* OBJECTIVE
The data below needs to be returned exactly, line for line.
++++++++++
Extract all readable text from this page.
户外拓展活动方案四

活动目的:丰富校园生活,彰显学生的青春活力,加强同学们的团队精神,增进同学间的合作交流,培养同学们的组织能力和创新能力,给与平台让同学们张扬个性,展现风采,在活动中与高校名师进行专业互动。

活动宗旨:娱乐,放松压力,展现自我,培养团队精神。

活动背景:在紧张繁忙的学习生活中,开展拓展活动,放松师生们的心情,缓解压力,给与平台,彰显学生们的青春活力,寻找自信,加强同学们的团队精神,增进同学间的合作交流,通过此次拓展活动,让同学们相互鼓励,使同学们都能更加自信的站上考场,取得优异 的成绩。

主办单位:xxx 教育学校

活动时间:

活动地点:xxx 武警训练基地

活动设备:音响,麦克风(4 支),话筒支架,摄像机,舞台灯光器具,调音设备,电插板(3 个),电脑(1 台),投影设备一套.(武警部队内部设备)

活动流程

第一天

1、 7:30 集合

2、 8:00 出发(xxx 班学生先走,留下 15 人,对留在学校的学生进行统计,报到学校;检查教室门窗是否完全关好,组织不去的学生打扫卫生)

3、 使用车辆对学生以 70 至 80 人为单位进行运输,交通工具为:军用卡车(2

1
++++++++++
* EXPECTED ANSWER
Extract all readable text from this page.
户外拓展活动方案四

活动目的:丰富校园生活,彰显学生的青春活力,加强同学们的团队精神,增进同学间的合作交流,培养同学们的组织能力和创新能力,给与平台让同学们张扬个性,展现风采,在活动中与高校名师进行专业互动。

活动宗旨:娱乐,放松压力,展现自我,培养团队精神。

活动背景:在紧张繁忙的学习生活中,开展拓展活动,放松师生们的心情,缓解压力,给与平台,彰显学生们的青春活力,寻找自信,加强同学们的团队精神,增进同学间的合作交流,通过此次拓展活动,让同学们相互鼓励,使同学们都能更加自信的站上考场,取得优异 的成绩。

主办单位:xxx 教育学校

活动时间:

活动地点:xxx 武警训练基地

活动设备:音响,麦克风(4 支),话筒支架,摄像机,舞台灯光器具,调音设备,电插板(3 个),电脑(1 台),投影设备一套.(武警部队内部设备)

活动流程

第一天

1、 7:30 集合

2、 8:00 出发(xxx 班学生先走,留下 15 人,对留在学校的学生进行统计,报到学校;检查教室门窗是否完全关好,组织不去的学生打扫卫生)

3、 使用车辆对学生以 70 至 80 人为单位进行运输,交通工具为:军用卡车(2

1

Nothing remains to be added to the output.